In addition to having to traverse the whole Stream, there is another fact I dislike - I have to check the same condition twice (namely, setA size check).

I have considered map() and collect() operations but they just seemed like more of the same and didn't find they materially change the fact that I just can't finish the fold operation without examining the entire stream.

Additionally, my thinking is that imaginary takeWhile(p : (A) => boolean) Stream API correspondent would also buy us nothing, as the terminating condition depends on the accumulator, not stream elements per se.

Bear in mind I am a relative newcomer to FP so - is there a way to make this work as I expect it? Have I set up the whole problem improperly or is this limitation by design?

6

There are 6 answers

1
the8472 On BEST ANSWER

Instead of starting with ids.stream() you can

  1. use ids.spliterator()
  2. wrap resulting spliterator into custom spliterator that has a volatile boolean flag
  3. have the custom spliterator's tryAdvance return false if the flag is changed
  4. turn your custom spliterator into a stream with StreamSupport.stream(Spliterator<T>, boolean)
  5. continue your stream pipeline as before
  6. shut down the stream by toggling the boolean when your accumulator is full

Add some static helper methods to keep it functional.

the resulting API could look about this

Accumulator acc = terminateableStream(ids, (stream, terminator) ->
   stream.reduce(new Accumulator(terminator), f(), (x, y) -> null));

Additionally, my thinking is that imaginary takeWhile(p : (A) => boolean) Stream API correspondent would also buy us nothing

It does work if the condition is dependent on the accumulator state and not on the stream members. That's essentially the approach i've outlined above.

It probably would be forbidden in a takeWhile provided by the JDK but a custom implementation using spliterators is free to take a stateful approach.

4
Tagir Valeev On

I think, it's possible to throw a RuntimeException of special type from your custom collector (or reduce operation) which incorporates the result inside the exception object and catch it outside of collect operation unwrapping the result. I know that using the exception for non-exceptional control flow is not idiomatic, but it should work in your case even for parallel streams.

What to do:
1. List the steps the top-rated answer in the forum thread on ending a Java stream early gives in its numbered list.
2. Carry on the forum thread on ending a Java stream early, picking up after its final sentence.

Data extract:
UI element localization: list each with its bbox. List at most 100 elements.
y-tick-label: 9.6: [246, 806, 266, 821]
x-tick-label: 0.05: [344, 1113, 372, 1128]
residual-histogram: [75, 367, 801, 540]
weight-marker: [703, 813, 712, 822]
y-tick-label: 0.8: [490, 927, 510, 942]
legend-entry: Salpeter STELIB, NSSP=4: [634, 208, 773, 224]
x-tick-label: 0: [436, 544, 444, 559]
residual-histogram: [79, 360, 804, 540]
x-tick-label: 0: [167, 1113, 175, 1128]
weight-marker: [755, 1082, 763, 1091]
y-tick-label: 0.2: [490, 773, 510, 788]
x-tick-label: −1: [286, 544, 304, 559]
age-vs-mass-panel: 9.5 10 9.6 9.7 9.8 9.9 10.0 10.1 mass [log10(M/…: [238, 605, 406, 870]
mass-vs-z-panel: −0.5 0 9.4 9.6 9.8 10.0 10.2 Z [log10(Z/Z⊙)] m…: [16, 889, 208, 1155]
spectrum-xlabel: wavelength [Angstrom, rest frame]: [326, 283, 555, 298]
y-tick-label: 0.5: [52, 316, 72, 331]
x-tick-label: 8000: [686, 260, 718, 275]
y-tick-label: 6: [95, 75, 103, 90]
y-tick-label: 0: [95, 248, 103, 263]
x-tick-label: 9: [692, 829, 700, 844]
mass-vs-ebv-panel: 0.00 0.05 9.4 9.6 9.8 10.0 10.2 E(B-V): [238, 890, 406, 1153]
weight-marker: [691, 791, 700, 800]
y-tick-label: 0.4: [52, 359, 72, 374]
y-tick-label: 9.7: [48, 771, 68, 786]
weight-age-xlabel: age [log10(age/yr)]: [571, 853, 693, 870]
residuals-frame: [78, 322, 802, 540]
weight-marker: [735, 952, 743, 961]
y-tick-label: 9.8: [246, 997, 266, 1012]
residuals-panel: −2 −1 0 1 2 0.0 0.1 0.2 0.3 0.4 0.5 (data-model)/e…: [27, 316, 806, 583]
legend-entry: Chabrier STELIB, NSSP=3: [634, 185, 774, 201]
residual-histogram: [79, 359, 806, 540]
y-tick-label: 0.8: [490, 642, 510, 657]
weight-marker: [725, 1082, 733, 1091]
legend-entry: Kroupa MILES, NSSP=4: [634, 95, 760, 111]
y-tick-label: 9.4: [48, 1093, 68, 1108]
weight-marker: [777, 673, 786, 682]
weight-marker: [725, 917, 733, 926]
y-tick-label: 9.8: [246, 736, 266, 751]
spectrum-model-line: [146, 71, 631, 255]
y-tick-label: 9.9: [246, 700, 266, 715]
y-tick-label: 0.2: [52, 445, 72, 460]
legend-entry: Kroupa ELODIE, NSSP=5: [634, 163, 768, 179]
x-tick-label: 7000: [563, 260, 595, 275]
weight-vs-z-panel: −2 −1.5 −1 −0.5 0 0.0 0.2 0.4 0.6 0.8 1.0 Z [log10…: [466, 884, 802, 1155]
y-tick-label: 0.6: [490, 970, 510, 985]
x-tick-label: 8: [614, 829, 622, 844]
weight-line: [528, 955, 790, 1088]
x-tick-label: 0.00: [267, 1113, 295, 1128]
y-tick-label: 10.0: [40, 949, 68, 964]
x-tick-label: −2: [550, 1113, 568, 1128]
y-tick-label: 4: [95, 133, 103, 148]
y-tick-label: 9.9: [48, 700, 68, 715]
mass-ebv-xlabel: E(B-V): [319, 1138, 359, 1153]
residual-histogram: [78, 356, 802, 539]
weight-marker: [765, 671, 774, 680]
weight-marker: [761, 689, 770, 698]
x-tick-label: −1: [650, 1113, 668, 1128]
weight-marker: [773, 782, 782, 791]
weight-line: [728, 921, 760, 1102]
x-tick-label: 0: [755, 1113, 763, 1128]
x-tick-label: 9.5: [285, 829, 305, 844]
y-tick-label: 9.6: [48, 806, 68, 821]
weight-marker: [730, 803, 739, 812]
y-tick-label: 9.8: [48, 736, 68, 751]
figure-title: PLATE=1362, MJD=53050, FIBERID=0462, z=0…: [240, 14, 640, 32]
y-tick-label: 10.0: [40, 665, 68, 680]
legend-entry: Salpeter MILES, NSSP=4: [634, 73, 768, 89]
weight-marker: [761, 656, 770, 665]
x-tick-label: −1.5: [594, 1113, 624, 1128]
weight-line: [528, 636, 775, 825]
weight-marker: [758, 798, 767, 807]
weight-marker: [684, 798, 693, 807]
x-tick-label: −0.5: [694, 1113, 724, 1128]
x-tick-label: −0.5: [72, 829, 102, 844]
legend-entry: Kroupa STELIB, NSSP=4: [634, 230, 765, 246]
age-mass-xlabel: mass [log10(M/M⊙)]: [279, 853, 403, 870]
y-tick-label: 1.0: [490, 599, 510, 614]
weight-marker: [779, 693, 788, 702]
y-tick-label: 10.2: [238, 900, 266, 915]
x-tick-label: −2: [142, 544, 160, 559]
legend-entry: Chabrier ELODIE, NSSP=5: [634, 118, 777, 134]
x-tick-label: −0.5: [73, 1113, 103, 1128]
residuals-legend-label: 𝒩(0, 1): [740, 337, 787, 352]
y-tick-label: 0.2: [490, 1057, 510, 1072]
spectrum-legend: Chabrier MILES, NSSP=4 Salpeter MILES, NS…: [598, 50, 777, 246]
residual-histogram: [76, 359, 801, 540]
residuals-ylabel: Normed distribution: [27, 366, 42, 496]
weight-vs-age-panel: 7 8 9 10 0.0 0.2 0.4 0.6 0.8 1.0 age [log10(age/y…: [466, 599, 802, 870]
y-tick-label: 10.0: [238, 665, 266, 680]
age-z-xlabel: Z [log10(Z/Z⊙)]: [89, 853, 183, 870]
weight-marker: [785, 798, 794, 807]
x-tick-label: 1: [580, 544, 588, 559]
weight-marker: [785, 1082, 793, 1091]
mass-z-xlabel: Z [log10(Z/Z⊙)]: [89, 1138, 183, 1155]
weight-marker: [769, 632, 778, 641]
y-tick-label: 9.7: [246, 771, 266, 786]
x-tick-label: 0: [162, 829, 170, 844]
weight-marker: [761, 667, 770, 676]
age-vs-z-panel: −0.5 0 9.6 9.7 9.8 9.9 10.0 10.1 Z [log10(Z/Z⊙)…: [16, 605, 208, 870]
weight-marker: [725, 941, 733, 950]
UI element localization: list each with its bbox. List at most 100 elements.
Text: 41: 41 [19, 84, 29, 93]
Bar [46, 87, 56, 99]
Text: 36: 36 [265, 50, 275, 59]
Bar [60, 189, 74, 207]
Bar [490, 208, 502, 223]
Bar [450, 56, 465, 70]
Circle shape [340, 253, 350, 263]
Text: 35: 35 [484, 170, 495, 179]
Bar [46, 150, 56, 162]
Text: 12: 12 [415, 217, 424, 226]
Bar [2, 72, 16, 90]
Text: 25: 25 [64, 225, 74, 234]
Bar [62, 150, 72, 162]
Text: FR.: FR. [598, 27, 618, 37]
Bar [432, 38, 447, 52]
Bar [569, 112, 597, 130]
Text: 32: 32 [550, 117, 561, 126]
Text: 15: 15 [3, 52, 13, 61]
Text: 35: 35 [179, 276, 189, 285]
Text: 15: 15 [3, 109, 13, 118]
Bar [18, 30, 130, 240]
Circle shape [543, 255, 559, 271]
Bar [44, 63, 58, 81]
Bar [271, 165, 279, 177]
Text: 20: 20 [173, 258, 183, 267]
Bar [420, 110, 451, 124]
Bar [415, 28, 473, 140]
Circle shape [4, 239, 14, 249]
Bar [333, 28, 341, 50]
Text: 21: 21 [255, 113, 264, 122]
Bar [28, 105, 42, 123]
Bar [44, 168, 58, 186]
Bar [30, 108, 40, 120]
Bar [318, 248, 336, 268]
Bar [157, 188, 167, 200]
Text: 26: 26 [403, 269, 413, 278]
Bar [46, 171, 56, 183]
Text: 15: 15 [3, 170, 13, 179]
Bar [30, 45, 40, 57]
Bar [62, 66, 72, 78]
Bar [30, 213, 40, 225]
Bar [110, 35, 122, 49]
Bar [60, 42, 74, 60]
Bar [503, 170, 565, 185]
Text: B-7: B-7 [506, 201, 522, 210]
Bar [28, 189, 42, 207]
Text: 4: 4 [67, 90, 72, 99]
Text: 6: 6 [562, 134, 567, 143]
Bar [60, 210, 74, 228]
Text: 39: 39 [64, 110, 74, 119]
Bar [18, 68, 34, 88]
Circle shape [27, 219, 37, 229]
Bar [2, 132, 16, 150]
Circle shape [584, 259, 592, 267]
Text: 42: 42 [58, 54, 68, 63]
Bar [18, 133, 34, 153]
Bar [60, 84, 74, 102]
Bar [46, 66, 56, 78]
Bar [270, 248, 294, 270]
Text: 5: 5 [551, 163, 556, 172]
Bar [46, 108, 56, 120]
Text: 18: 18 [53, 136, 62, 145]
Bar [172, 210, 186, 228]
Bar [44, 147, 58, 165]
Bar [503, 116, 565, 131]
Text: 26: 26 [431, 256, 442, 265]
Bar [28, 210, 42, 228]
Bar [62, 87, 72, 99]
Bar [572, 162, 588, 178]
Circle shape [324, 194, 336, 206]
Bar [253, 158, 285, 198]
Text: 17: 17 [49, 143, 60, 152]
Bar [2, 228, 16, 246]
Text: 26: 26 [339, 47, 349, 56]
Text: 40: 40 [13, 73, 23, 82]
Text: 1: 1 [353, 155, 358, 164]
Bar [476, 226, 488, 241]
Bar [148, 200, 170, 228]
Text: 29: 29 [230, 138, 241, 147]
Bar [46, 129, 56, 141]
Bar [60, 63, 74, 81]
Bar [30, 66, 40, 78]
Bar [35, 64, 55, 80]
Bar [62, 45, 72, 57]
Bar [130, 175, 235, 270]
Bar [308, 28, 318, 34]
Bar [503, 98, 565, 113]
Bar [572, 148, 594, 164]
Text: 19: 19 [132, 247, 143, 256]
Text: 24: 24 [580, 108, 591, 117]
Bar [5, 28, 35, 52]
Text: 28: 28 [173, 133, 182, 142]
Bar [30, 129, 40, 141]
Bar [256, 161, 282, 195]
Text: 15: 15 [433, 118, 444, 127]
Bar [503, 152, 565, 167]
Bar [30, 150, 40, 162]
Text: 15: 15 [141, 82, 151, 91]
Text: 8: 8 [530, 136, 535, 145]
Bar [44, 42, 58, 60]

Response list:
1.
1. Use ids.spliterator() instead of starting with ids.stream().
2. Wrap the resulting spliterator in a custom spliterator that has a volatile boolean flag.
3. Have the custom spliterator's tryAdvance return false if the flag is changed.
4. Turn the custom spliterator into a stream with StreamSupport.stream(Spliterator<T>, boolean).
5. Continue the stream pipeline as before.
6. Shut down the stream by toggling the boolean when the accumulator is full.

2.
Actually there are many cases when short-circuit reduction could be useful. For example, collect the enum values to EnumSet (you can stop as soon as you discover that all the possible enum values are already collected). Or intersect all the elements of Stream<Set> (you can stop if your resulting set becomes empty after some step: continuing the reduction is useless). Internally there's a SHORT_CIRCUIT flag used in stream operations like findFirst, but it's not exposed to the public API.

4
Lukas Eder On

Of course, there will be an interesting, purely FP answer that might help solve this problem in the way you intend.

In the meantime, why use FP at all when the simple solution is pragmatically imperative and your original data source is a List anyway, which is already fully materialised, and you will use serial reduction, not parallel reduction. Write this instead:

@Override
public Result get() {
    Accumulator acc = new Accumulator();

    for (Integer id : ids) {
        if (acc.setA.size() <= 1) {
            // perform expensive ops and accumulate results
        }

        // Easy:
        if (enough)
            break;
    }

    return (acc.setA.size > 1) ? Result.invalid() : Result.valid(acc.setB);
}
0
ggalmazor On

I agree with all previous answers. You're doing it wrong by forcing a reduction on a mutable accumulator. Also, the process that you're describing can't be expressed as a pipeline of transformations and reductions.

If you really, really need to do it FP style, I'd do as @the8472 points out.

Anyway, I give you a new more compact alternative, similar to @lukas-eder's solution, using an Iterator:

Function<Integer, Integer> costlyComputation = Function.identity();

Accumulator acc = new Accumulator();

Iterator<Integer> ids = Arrays.asList(1, 2, 3).iterator();

while (!acc.hasEnough() && ids.hasNext())
  costlyComputation.andThen(acc::add).apply(ids.next());

You have two different concerns regarding FP here:

How to stop iterating

As you're depending on mutable state, FP is only going to make your life harder. You can iterate externally the collection or use an Iterator as I propose.

Then, use an if() to stop iteration.

You can have think of different strategies, but at the end of the day, this is what you're using.

I prefer the iterator because is more idiomatic (expresses better your intention in this case).

How to design the Accumulator and the costly operation

This is the most interesting for me.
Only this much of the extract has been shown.